— REQUIREMENTS —
Quote the entries word for word. Omit the pictures.

## Start DATA SUPPLIED

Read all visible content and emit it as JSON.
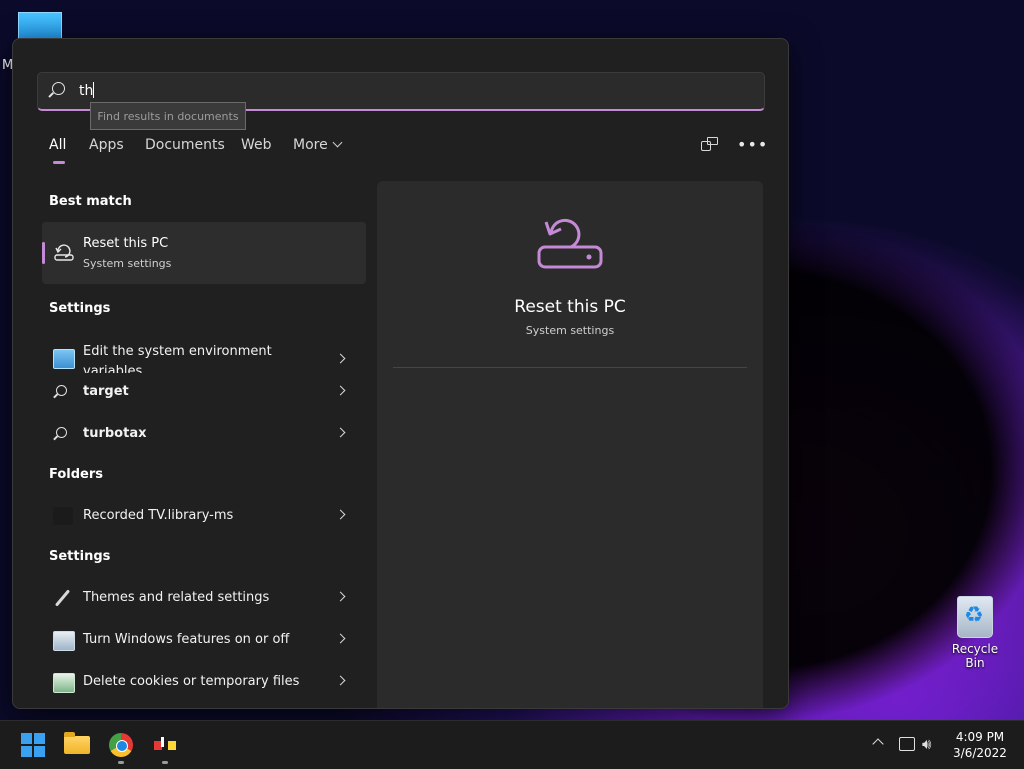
{
  "desktop": {
    "partial_label": "M",
    "recycle_bin_label": "Recycle Bin"
  },
  "search": {
    "query": "th",
    "tooltip": "Find results in documents"
  },
  "tabs": [
    {
      "label": "All",
      "active": true
    },
    {
      "label": "Apps"
    },
    {
      "label": "Documents"
    },
    {
      "label": "Web"
    },
    {
      "label": "More"
    }
  ],
  "sections": {
    "best_match": "Best match",
    "settings": "Settings",
    "folders": "Folders",
    "settings2": "Settings"
  },
  "best_match": {
    "title": "Reset this PC",
    "subtitle": "System settings"
  },
  "settings_items": [
    {
      "label": "Edit the system environment variables",
      "icon": "environment-icon"
    },
    {
      "label": "target",
      "icon": "search-icon"
    },
    {
      "label": "turbotax",
      "icon": "search-icon"
    }
  ],
  "folder_items": [
    {
      "label": "Recorded TV.library-ms",
      "icon": "folder-icon"
    }
  ],
  "settings2_items": [
    {
      "label": "Themes and related settings",
      "icon": "brush-icon"
    },
    {
      "label": "Turn Windows features on or off",
      "icon": "windows-features-icon"
    },
    {
      "label": "Delete cookies or temporary files",
      "icon": "internet-options-icon"
    }
  ],
  "preview": {
    "title": "Reset this PC",
    "subtitle": "System settings"
  },
  "taskbar": {
    "time": "4:09 PM",
    "date": "3/6/2022"
  },
  "colors": {
    "accent": "#c58ad6",
    "panel_bg": "#202020",
    "preview_bg": "#2b2b2b",
    "taskbar_bg": "#1c1c1c"
  }
}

## End DATA SUPPLIED

— REPLY —
Read all visible content and emit it as JSON.
{
  "desktop": {
    "partial_label": "M",
    "recycle_bin_label": "Recycle Bin"
  },
  "search": {
    "query": "th",
    "tooltip": "Find results in documents"
  },
  "tabs": [
    {
      "label": "All",
      "active": true
    },
    {
      "label": "Apps"
    },
    {
      "label": "Documents"
    },
    {
      "label": "Web"
    },
    {
      "label": "More"
    }
  ],
  "sections": {
    "best_match": "Best match",
    "settings": "Settings",
    "folders": "Folders",
    "settings2": "Settings"
  },
  "best_match": {
    "title": "Reset this PC",
    "subtitle": "System settings"
  },
  "settings_items": [
    {
      "label": "Edit the system environment variables",
      "icon": "environment-icon"
    },
    {
      "label": "target",
      "icon": "search-icon"
    },
    {
      "label": "turbotax",
      "icon": "search-icon"
    }
  ],
  "folder_items": [
    {
      "label": "Recorded TV.library-ms",
      "icon": "folder-icon"
    }
  ],
  "settings2_items": [
    {
      "label": "Themes and related settings",
      "icon": "brush-icon"
    },
    {
      "label": "Turn Windows features on or off",
      "icon": "windows-features-icon"
    },
    {
      "label": "Delete cookies or temporary files",
      "icon": "internet-options-icon"
    }
  ],
  "preview": {
    "title": "Reset this PC",
    "subtitle": "System settings"
  },
  "taskbar": {
    "time": "4:09 PM",
    "date": "3/6/2022"
  },
  "colors": {
    "accent": "#c58ad6",
    "panel_bg": "#202020",
    "preview_bg": "#2b2b2b",
    "taskbar_bg": "#1c1c1c"
  }
}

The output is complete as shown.